- What is expected -
Which entries run from the line with "column-header-number: # bbox=[166, 412, 173, 424]" to the line with "brand-beta-badge: BETA bbox=[62, 93, 86, 103]"? Copy each of those lines without any changes.

- Input -
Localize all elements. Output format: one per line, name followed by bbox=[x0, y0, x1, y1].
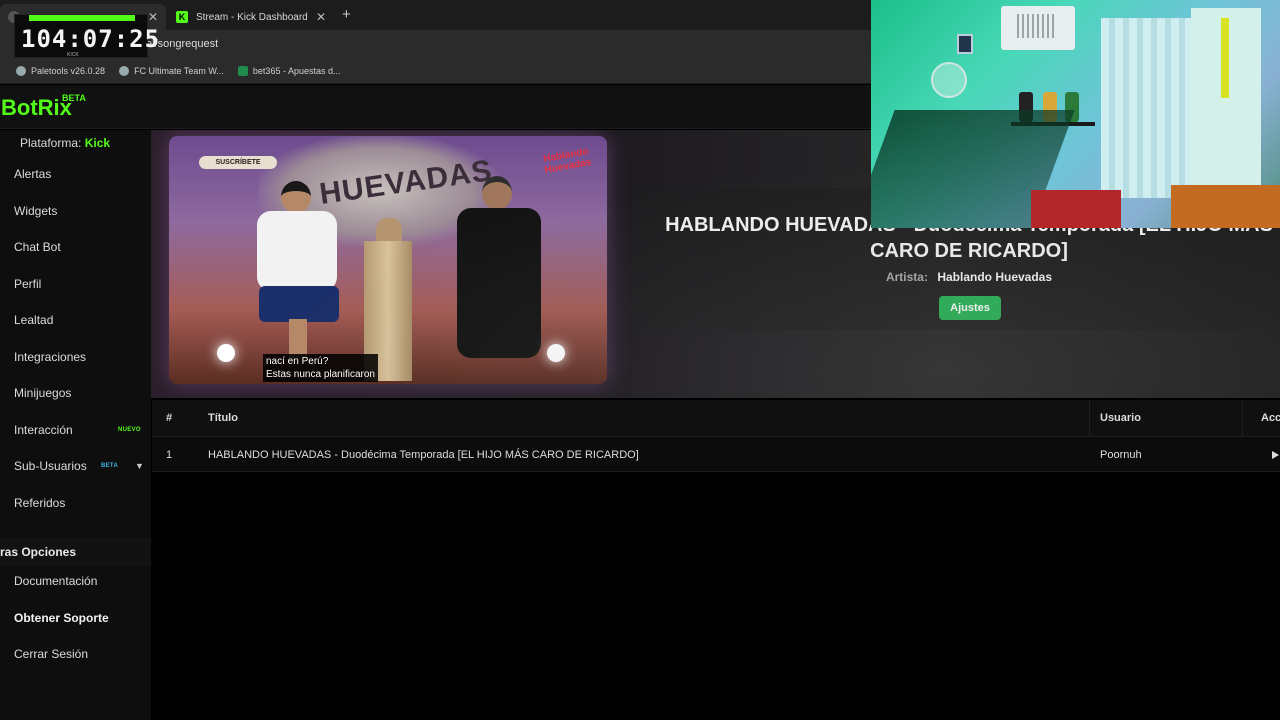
column-header-number: # bbox=[166, 412, 173, 424]
video-caption: nací en Perú? Estas nunca planificaron bbox=[263, 354, 378, 382]
webcam-desk bbox=[1031, 190, 1121, 228]
platform-label: Plataforma: bbox=[20, 136, 82, 150]
stage-light-icon bbox=[547, 344, 565, 362]
artist-row: Artista: Hablando Huevadas bbox=[633, 270, 1280, 284]
sidebar-item-perfil[interactable]: Perfil bbox=[0, 272, 151, 296]
caption-line: Estas nunca planificaron bbox=[266, 369, 375, 380]
row-number: 1 bbox=[166, 449, 173, 461]
sidebar-item-label: Alertas bbox=[14, 167, 52, 181]
kick-favicon-icon: K bbox=[176, 11, 188, 23]
tab-kick-dashboard[interactable]: K Stream - Kick Dashboard ✕ bbox=[168, 4, 334, 30]
sidebar-item-documentacion[interactable]: Documentación bbox=[0, 569, 151, 593]
sidebar-item-sub-usuarios[interactable]: Sub-Usuarios BETA ▼ bbox=[0, 454, 151, 478]
stage-light-icon bbox=[217, 344, 235, 362]
webcam-curtain bbox=[1101, 18, 1201, 198]
bookmark-paletools[interactable]: Paletools v26.0.28 bbox=[16, 65, 106, 76]
video-player[interactable]: HUEVADAS SUSCRÍBETE Hablando Huevadas na… bbox=[169, 136, 607, 384]
sidebar-item-label: Minijuegos bbox=[14, 386, 72, 400]
bookmark-label: FC Ultimate Team W... bbox=[134, 65, 224, 76]
settings-button[interactable]: Ajustes bbox=[939, 296, 1001, 320]
video-backdrop bbox=[259, 136, 499, 246]
column-header-title: Título bbox=[208, 412, 238, 424]
section-title-otras-opciones: ras Opciones bbox=[0, 538, 151, 566]
webcam-overlay bbox=[871, 0, 1280, 228]
bet365-icon bbox=[237, 65, 248, 76]
song-queue-table: # Título Usuario Acc 1 HABLANDO HUEVADAS… bbox=[152, 400, 1280, 472]
sidebar-item-label: Referidos bbox=[14, 496, 66, 510]
table-header: # Título Usuario Acc bbox=[152, 400, 1280, 436]
sidebar-item-label: Sub-Usuarios bbox=[14, 459, 87, 473]
play-icon[interactable] bbox=[1272, 437, 1279, 473]
column-header-actions: Acc bbox=[1261, 412, 1280, 424]
beta-badge: BETA bbox=[101, 463, 119, 469]
close-icon[interactable]: ✕ bbox=[148, 10, 158, 24]
video-person-right bbox=[447, 176, 547, 366]
bookmark-label: bet365 - Apuestas d... bbox=[252, 65, 341, 76]
paletools-icon bbox=[16, 65, 26, 76]
brand-beta-badge: BETA bbox=[62, 93, 86, 103]
sidebar-item-widgets[interactable]: Widgets bbox=[0, 199, 151, 223]
bookmark-bet365[interactable]: bet365 - Apuestas d... bbox=[237, 65, 341, 76]
sidebar-item-lealtad[interactable]: Lealtad bbox=[0, 308, 151, 332]
sidebar-item-label: Chat Bot bbox=[14, 240, 61, 254]
webcam-pennant bbox=[1221, 18, 1229, 98]
row-user: Poornuh bbox=[1100, 449, 1142, 461]
bookmark-fc-ultimate[interactable]: FC Ultimate Team W... bbox=[119, 65, 224, 76]
timer-value: 104:07:25 bbox=[21, 25, 161, 53]
video-pedestal bbox=[364, 241, 412, 381]
column-divider bbox=[1242, 400, 1243, 436]
artist-label: Artista: bbox=[885, 270, 928, 284]
table-row[interactable]: 1 HABLANDO HUEVADAS - Duodécima Temporad… bbox=[152, 436, 1280, 472]
video-vase bbox=[376, 218, 402, 248]
sidebar-item-interaccion[interactable]: Interacción NUEVO bbox=[0, 418, 151, 442]
sidebar: Plataforma: Kick Alertas Widgets Chat Bo… bbox=[0, 130, 151, 720]
stream-timer-overlay: 104:07:25 KICK bbox=[14, 14, 159, 58]
sidebar-item-alertas[interactable]: Alertas bbox=[0, 162, 151, 186]
show-logo: Hablando Huevadas bbox=[542, 146, 593, 176]
column-header-user: Usuario bbox=[1100, 412, 1141, 424]
new-tab-button[interactable]: + bbox=[342, 6, 351, 23]
wall-picture bbox=[957, 34, 973, 54]
platform-value: Kick bbox=[84, 136, 111, 150]
sidebar-item-label: Widgets bbox=[14, 204, 58, 218]
sidebar-item-label: Integraciones bbox=[14, 350, 87, 364]
close-icon[interactable]: ✕ bbox=[316, 10, 326, 24]
bookmark-label: Paletools v26.0.28 bbox=[31, 65, 106, 76]
platform-indicator: Plataforma: Kick bbox=[20, 136, 110, 150]
artist-value: Hablando Huevadas bbox=[937, 270, 1053, 284]
sidebar-item-label: Obtener Soporte bbox=[14, 611, 109, 625]
sidebar-item-obtener-soporte[interactable]: Obtener Soporte bbox=[0, 606, 151, 630]
air-conditioner-grill bbox=[1017, 14, 1057, 38]
sidebar-item-minijuegos[interactable]: Minijuegos bbox=[0, 381, 151, 405]
sidebar-item-referidos[interactable]: Referidos bbox=[0, 491, 151, 515]
caption-line: nací en Perú? bbox=[266, 356, 329, 367]
sidebar-item-label: Perfil bbox=[14, 277, 42, 291]
sidebar-item-label: Cerrar Sesión bbox=[14, 647, 89, 661]
webcam-bed bbox=[1171, 185, 1280, 228]
sidebar-item-label: Lealtad bbox=[14, 313, 54, 327]
row-title: HABLANDO HUEVADAS - Duodécima Temporada … bbox=[208, 449, 639, 461]
video-person-left bbox=[249, 181, 339, 361]
sidebar-item-label: Documentación bbox=[14, 574, 98, 588]
sidebar-item-integraciones[interactable]: Integraciones bbox=[0, 345, 151, 369]
wall-clock-icon bbox=[931, 62, 967, 98]
timer-tag: KICK bbox=[67, 52, 79, 58]
sidebar-item-cerrar-sesion[interactable]: Cerrar Sesión bbox=[0, 642, 151, 666]
ea-icon bbox=[119, 65, 130, 76]
tab-label: Stream - Kick Dashboard bbox=[196, 11, 308, 23]
sidebar-item-chat-bot[interactable]: Chat Bot bbox=[0, 235, 151, 259]
timer-accent-bar bbox=[29, 15, 135, 21]
column-divider bbox=[1089, 400, 1090, 436]
video-wall-text: HUEVADAS bbox=[317, 154, 495, 211]
subscribe-badge: SUSCRÍBETE bbox=[199, 156, 277, 169]
sidebar-item-label: Interacción bbox=[14, 423, 73, 437]
chevron-down-icon[interactable]: ▼ bbox=[135, 461, 144, 471]
new-badge: NUEVO bbox=[118, 427, 141, 433]
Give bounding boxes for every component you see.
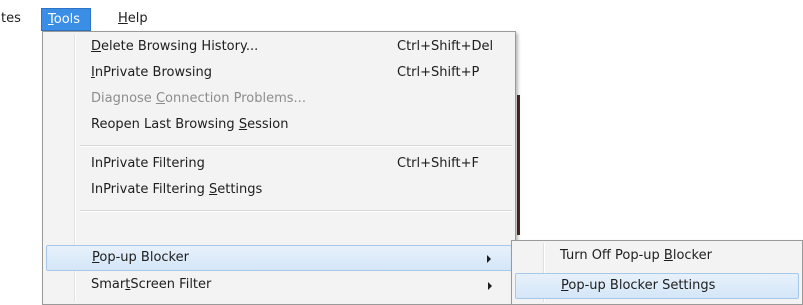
menu-help-label: elp [127, 11, 148, 26]
menu-item-shortcut: Ctrl+Shift+P [397, 65, 480, 80]
menu-separator [80, 210, 512, 212]
submenu-arrow-icon [488, 282, 492, 290]
menu-item-popup-blocker[interactable]: Pop-up Blocker [46, 245, 512, 271]
menu-help[interactable]: Help [112, 8, 154, 31]
menu-item-label: Diagnose Connection Problems... [91, 91, 306, 106]
menu-item-label: InPrivate Filtering Settings [91, 182, 263, 197]
menu-item-label: Turn Off Pop-up Blocker [560, 248, 712, 263]
menu-item-diagnose-connection-problems: Diagnose Connection Problems... [46, 87, 512, 113]
menu-item-inprivate-browsing[interactable]: InPrivate Browsing Ctrl+Shift+P [46, 61, 512, 87]
menu-item-label: Pop-up Blocker [92, 250, 189, 265]
page-image-edge [517, 95, 520, 235]
menu-item-shortcut: Ctrl+Shift+Del [397, 39, 494, 54]
menu-item-label: InPrivate Filtering [91, 156, 205, 171]
menu-tools[interactable]: Tools [41, 8, 91, 31]
menu-item-inprivate-filtering[interactable]: InPrivate Filtering Ctrl+Shift+F [46, 152, 512, 178]
tools-dropdown-menu: Delete Browsing History... Ctrl+Shift+De… [42, 31, 516, 305]
menu-tools-label: ools [53, 12, 81, 27]
menu-item-label: SmartScreen Filter [91, 277, 212, 292]
menu-item-smartscreen-filter[interactable]: SmartScreen Filter [46, 273, 512, 299]
menu-item-delete-browsing-history[interactable]: Delete Browsing History... Ctrl+Shift+De… [46, 35, 512, 61]
menu-item-shortcut: Ctrl+Shift+F [397, 156, 479, 171]
menu-item-turn-off-popup-blocker[interactable]: Turn Off Pop-up Blocker [515, 244, 799, 270]
menu-favorites[interactable]: tes [0, 8, 27, 31]
menu-item-inprivate-filtering-settings[interactable]: InPrivate Filtering Settings [46, 178, 512, 204]
menu-item-reopen-last-browsing-session[interactable]: Reopen Last Browsing Session [46, 113, 512, 139]
menu-bar: tes Tools Help [0, 8, 803, 31]
menu-item-label: Pop-up Blocker Settings [561, 278, 716, 293]
menu-favorites-label: tes [1, 11, 21, 26]
window-top-strip [0, 0, 803, 8]
submenu-arrow-icon [487, 255, 491, 263]
popup-blocker-submenu: Turn Off Pop-up Blocker Pop-up Blocker S… [511, 240, 803, 305]
menu-item-label: InPrivate Browsing [91, 65, 212, 80]
menu-separator [80, 145, 512, 147]
menu-help-accel: H [118, 11, 128, 26]
menu-item-popup-blocker-settings[interactable]: Pop-up Blocker Settings [515, 273, 799, 299]
menu-item-label: Delete Browsing History... [91, 39, 259, 54]
menu-item-label: Reopen Last Browsing Session [91, 117, 289, 132]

- Task result -
column-header-number: # bbox=[166, 412, 173, 424]
video-caption: nací en Perú? Estas nunca planificaron bbox=[263, 354, 378, 382]
webcam-desk bbox=[1031, 190, 1121, 228]
platform-label: Plataforma: bbox=[20, 136, 82, 150]
stage-light-icon bbox=[547, 344, 565, 362]
artist-row: Artista: Hablando Huevadas bbox=[633, 270, 1280, 284]
sidebar-item-perfil[interactable]: Perfil bbox=[0, 272, 151, 296]
caption-line: Estas nunca planificaron bbox=[266, 369, 375, 380]
row-number: 1 bbox=[166, 449, 173, 461]
sidebar-item-label: Alertas bbox=[14, 167, 52, 181]
kick-favicon-icon: K bbox=[176, 11, 188, 23]
tab-kick-dashboard[interactable]: K Stream - Kick Dashboard ✕ bbox=[168, 4, 334, 30]
sidebar-item-documentacion[interactable]: Documentación bbox=[0, 569, 151, 593]
sidebar-item-sub-usuarios[interactable]: Sub-Usuarios BETA ▼ bbox=[0, 454, 151, 478]
stage-light-icon bbox=[217, 344, 235, 362]
webcam-curtain bbox=[1101, 18, 1201, 198]
bookmark-paletools[interactable]: Paletools v26.0.28 bbox=[16, 65, 106, 76]
video-player[interactable]: HUEVADAS SUSCRÍBETE Hablando Huevadas na… bbox=[169, 136, 607, 384]
sidebar-item-label: Minijuegos bbox=[14, 386, 72, 400]
bookmark-label: FC Ultimate Team W... bbox=[134, 65, 224, 76]
settings-button[interactable]: Ajustes bbox=[939, 296, 1001, 320]
video-backdrop bbox=[259, 136, 499, 246]
column-header-title: Título bbox=[208, 412, 238, 424]
section-title-otras-opciones: ras Opciones bbox=[0, 538, 151, 566]
webcam-overlay bbox=[871, 0, 1280, 228]
bet365-icon bbox=[237, 65, 248, 76]
song-queue-table: # Título Usuario Acc 1 HABLANDO HUEVADAS… bbox=[152, 400, 1280, 472]
sidebar-item-label: Referidos bbox=[14, 496, 66, 510]
table-header: # Título Usuario Acc bbox=[152, 400, 1280, 436]
sidebar-item-label: Sub-Usuarios bbox=[14, 459, 87, 473]
play-icon[interactable] bbox=[1272, 437, 1279, 473]
column-header-actions: Acc bbox=[1261, 412, 1280, 424]
beta-badge: BETA bbox=[101, 463, 119, 469]
close-icon[interactable]: ✕ bbox=[148, 10, 158, 24]
video-person-right bbox=[447, 176, 547, 366]
bookmark-label: bet365 - Apuestas d... bbox=[252, 65, 341, 76]
paletools-icon bbox=[16, 65, 26, 76]
brand-beta-badge: BETA bbox=[62, 93, 86, 103]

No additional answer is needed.